* _Problem to work on_:
Produce an exact transcription of the listing below, omitting the pictures.

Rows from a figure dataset
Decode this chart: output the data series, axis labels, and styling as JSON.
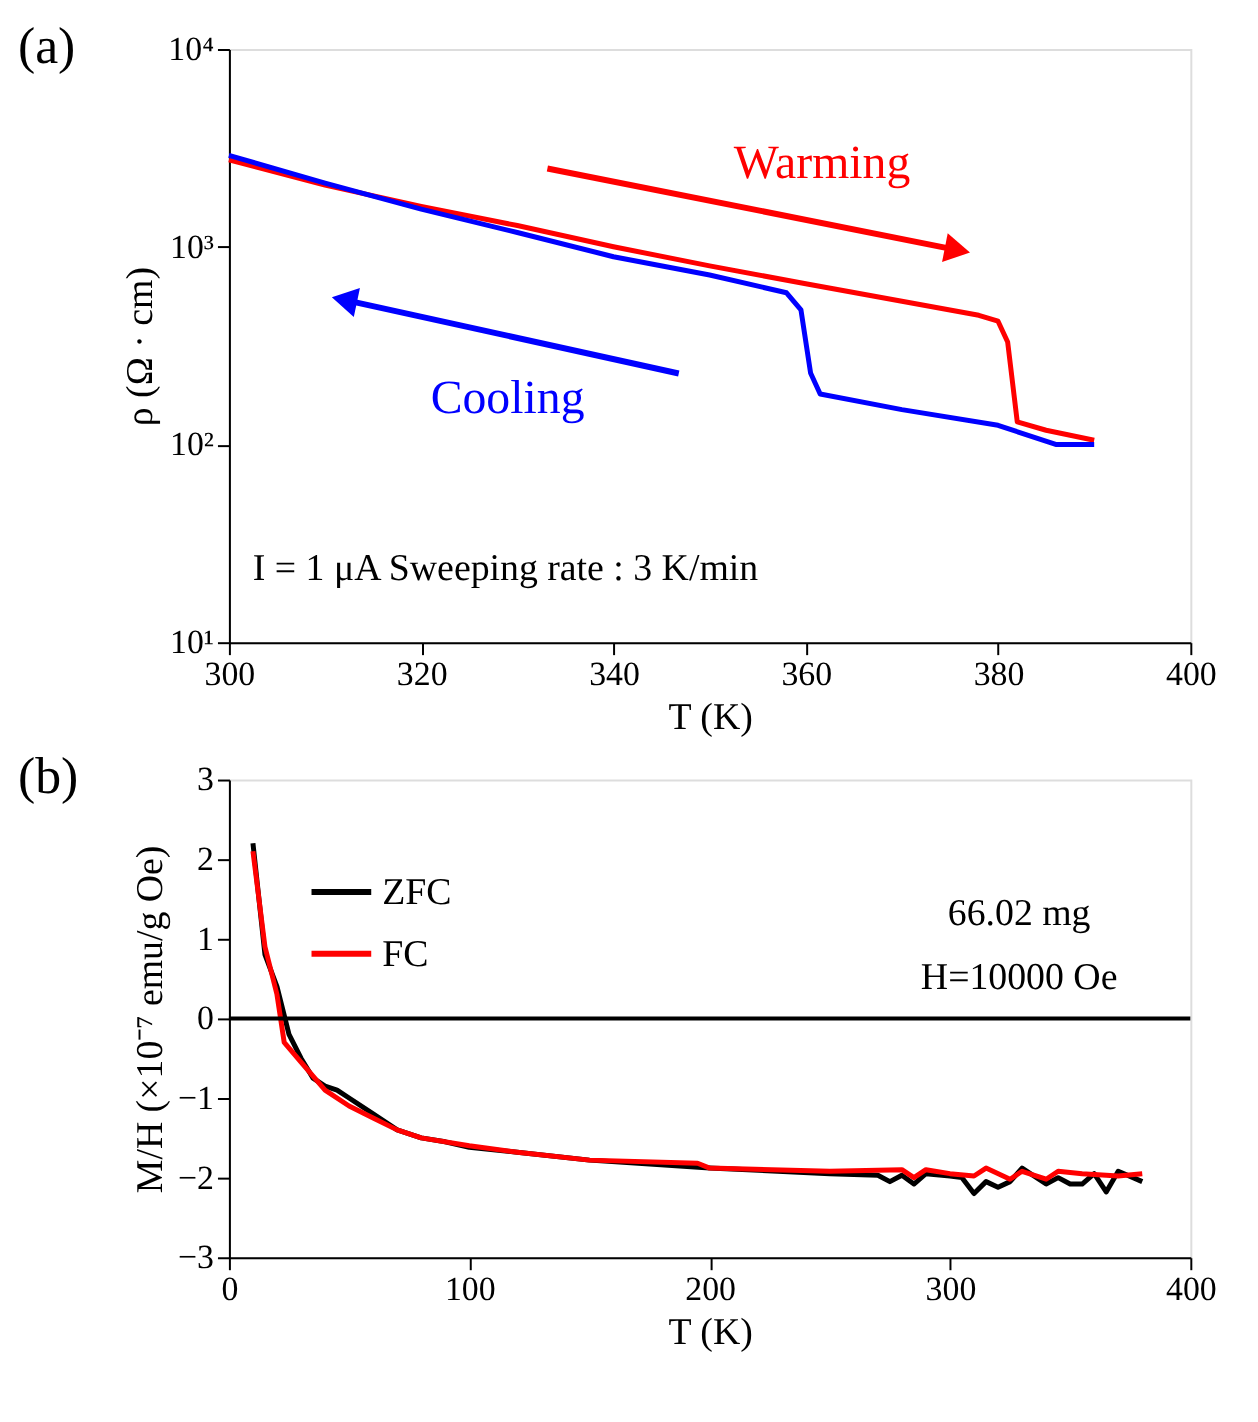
{
  "chart_data": [
    {
      "type": "line",
      "xlabel": "T (K)",
      "ylabel": "ρ (Ω · cm)",
      "log": "y",
      "xlim": [
        300,
        400
      ],
      "xticks": [
        300,
        320,
        340,
        360,
        380,
        400
      ],
      "ylim": [
        10,
        10000
      ],
      "yticks": [
        {
          "value": 10,
          "label": "10¹"
        },
        {
          "value": 100,
          "label": "10²"
        },
        {
          "value": 1000,
          "label": "10³"
        },
        {
          "value": 10000,
          "label": "10⁴"
        }
      ],
      "grid": false,
      "legend": false,
      "marker": "none",
      "line_style": "solid",
      "series": [
        {
          "color": "#ff0000",
          "x": [
            300,
            310,
            320,
            330,
            340,
            350,
            360,
            370,
            378,
            380,
            381,
            382,
            385,
            390
          ],
          "values": [
            2750,
            2050,
            1600,
            1280,
            1000,
            800,
            650,
            530,
            450,
            420,
            330,
            130,
            118,
            105
          ]
        },
        {
          "color": "#0000ff",
          "x": [
            300,
            310,
            320,
            330,
            340,
            350,
            358,
            359.5,
            360.5,
            361.5,
            370,
            380,
            386,
            390
          ],
          "values": [
            2900,
            2100,
            1550,
            1180,
            890,
            720,
            585,
            480,
            230,
            180,
            150,
            125,
            100,
            100
          ]
        }
      ],
      "annotations": [
        "(a)",
        "Warming",
        "Cooling",
        "I = 1 μA    Sweeping rate : 3 K/min"
      ]
    },
    {
      "type": "line",
      "xlabel": "T (K)",
      "ylabel": "M/H (×10⁻⁷ emu/g Oe)",
      "xlim": [
        0,
        400
      ],
      "xticks": [
        0,
        100,
        200,
        300,
        400
      ],
      "ylim": [
        -3,
        3
      ],
      "yticks": [
        -3,
        -2,
        -1,
        0,
        1,
        2,
        3
      ],
      "grid": false,
      "legend": "top left",
      "marker": "none",
      "line_style": "solid",
      "ref_lines": [
        {
          "axis": "y",
          "value": 0,
          "color": "#000000"
        }
      ],
      "series": [
        {
          "name": "ZFC",
          "color": "#000000",
          "x": [
            10,
            15,
            20,
            25,
            30,
            35,
            40,
            45,
            50,
            60,
            70,
            80,
            90,
            100,
            120,
            150,
            200,
            250,
            270,
            275,
            280,
            285,
            290,
            300,
            305,
            310,
            315,
            320,
            325,
            330,
            340,
            345,
            350,
            355,
            360,
            365,
            370,
            380
          ],
          "values": [
            2.2,
            0.8,
            0.4,
            -0.2,
            -0.5,
            -0.75,
            -0.85,
            -0.9,
            -1.0,
            -1.2,
            -1.4,
            -1.5,
            -1.55,
            -1.62,
            -1.68,
            -1.78,
            -1.88,
            -1.95,
            -1.97,
            -2.05,
            -1.97,
            -2.08,
            -1.95,
            -1.98,
            -2.0,
            -2.2,
            -2.05,
            -2.12,
            -2.05,
            -1.88,
            -2.08,
            -2.0,
            -2.08,
            -2.08,
            -1.95,
            -2.18,
            -1.92,
            -2.05
          ]
        },
        {
          "name": "FC",
          "color": "#ff0000",
          "x": [
            10,
            15,
            20,
            23,
            30,
            40,
            50,
            60,
            70,
            80,
            100,
            120,
            150,
            195,
            200,
            250,
            280,
            285,
            290,
            300,
            310,
            315,
            325,
            330,
            340,
            345,
            355,
            370,
            380
          ],
          "values": [
            2.1,
            0.9,
            0.3,
            -0.3,
            -0.55,
            -0.9,
            -1.1,
            -1.25,
            -1.4,
            -1.5,
            -1.6,
            -1.68,
            -1.78,
            -1.82,
            -1.88,
            -1.92,
            -1.9,
            -2.0,
            -1.9,
            -1.95,
            -1.98,
            -1.88,
            -2.02,
            -1.92,
            -2.02,
            -1.92,
            -1.95,
            -1.98,
            -1.95
          ]
        }
      ],
      "annotations": [
        "(b)",
        "66.02 mg",
        "H=10000 Oe"
      ]
    }
  ]
}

* _Written solution_:
Decode this chart: output the data series, axis labels, and styling as JSON.
{
  "chart_data": [
    {
      "type": "line",
      "xlabel": "T (K)",
      "ylabel": "ρ (Ω · cm)",
      "log": "y",
      "xlim": [
        300,
        400
      ],
      "xticks": [
        300,
        320,
        340,
        360,
        380,
        400
      ],
      "ylim": [
        10,
        10000
      ],
      "yticks": [
        {
          "value": 10,
          "label": "10¹"
        },
        {
          "value": 100,
          "label": "10²"
        },
        {
          "value": 1000,
          "label": "10³"
        },
        {
          "value": 10000,
          "label": "10⁴"
        }
      ],
      "grid": false,
      "legend": false,
      "marker": "none",
      "line_style": "solid",
      "series": [
        {
          "color": "#ff0000",
          "x": [
            300,
            310,
            320,
            330,
            340,
            350,
            360,
            370,
            378,
            380,
            381,
            382,
            385,
            390
          ],
          "values": [
            2750,
            2050,
            1600,
            1280,
            1000,
            800,
            650,
            530,
            450,
            420,
            330,
            130,
            118,
            105
          ]
        },
        {
          "color": "#0000ff",
          "x": [
            300,
            310,
            320,
            330,
            340,
            350,
            358,
            359.5,
            360.5,
            361.5,
            370,
            380,
            386,
            390
          ],
          "values": [
            2900,
            2100,
            1550,
            1180,
            890,
            720,
            585,
            480,
            230,
            180,
            150,
            125,
            100,
            100
          ]
        }
      ],
      "annotations": [
        "(a)",
        "Warming",
        "Cooling",
        "I = 1 μA    Sweeping rate : 3 K/min"
      ]
    },
    {
      "type": "line",
      "xlabel": "T (K)",
      "ylabel": "M/H (×10⁻⁷ emu/g Oe)",
      "xlim": [
        0,
        400
      ],
      "xticks": [
        0,
        100,
        200,
        300,
        400
      ],
      "ylim": [
        -3,
        3
      ],
      "yticks": [
        -3,
        -2,
        -1,
        0,
        1,
        2,
        3
      ],
      "grid": false,
      "legend": "top left",
      "marker": "none",
      "line_style": "solid",
      "ref_lines": [
        {
          "axis": "y",
          "value": 0,
          "color": "#000000"
        }
      ],
      "series": [
        {
          "name": "ZFC",
          "color": "#000000",
          "x": [
            10,
            15,
            20,
            25,
            30,
            35,
            40,
            45,
            50,
            60,
            70,
            80,
            90,
            100,
            120,
            150,
            200,
            250,
            270,
            275,
            280,
            285,
            290,
            300,
            305,
            310,
            315,
            320,
            325,
            330,
            340,
            345,
            350,
            355,
            360,
            365,
            370,
            380
          ],
          "values": [
            2.2,
            0.8,
            0.4,
            -0.2,
            -0.5,
            -0.75,
            -0.85,
            -0.9,
            -1.0,
            -1.2,
            -1.4,
            -1.5,
            -1.55,
            -1.62,
            -1.68,
            -1.78,
            -1.88,
            -1.95,
            -1.97,
            -2.05,
            -1.97,
            -2.08,
            -1.95,
            -1.98,
            -2.0,
            -2.2,
            -2.05,
            -2.12,
            -2.05,
            -1.88,
            -2.08,
            -2.0,
            -2.08,
            -2.08,
            -1.95,
            -2.18,
            -1.92,
            -2.05
          ]
        },
        {
          "name": "FC",
          "color": "#ff0000",
          "x": [
            10,
            15,
            20,
            23,
            30,
            40,
            50,
            60,
            70,
            80,
            100,
            120,
            150,
            195,
            200,
            250,
            280,
            285,
            290,
            300,
            310,
            315,
            325,
            330,
            340,
            345,
            355,
            370,
            380
          ],
          "values": [
            2.1,
            0.9,
            0.3,
            -0.3,
            -0.55,
            -0.9,
            -1.1,
            -1.25,
            -1.4,
            -1.5,
            -1.6,
            -1.68,
            -1.78,
            -1.82,
            -1.88,
            -1.92,
            -1.9,
            -2.0,
            -1.9,
            -1.95,
            -1.98,
            -1.88,
            -2.02,
            -1.92,
            -2.02,
            -1.92,
            -1.95,
            -1.98,
            -1.95
          ]
        }
      ],
      "annotations": [
        "(b)",
        "66.02 mg",
        "H=10000 Oe"
      ]
    }
  ]
}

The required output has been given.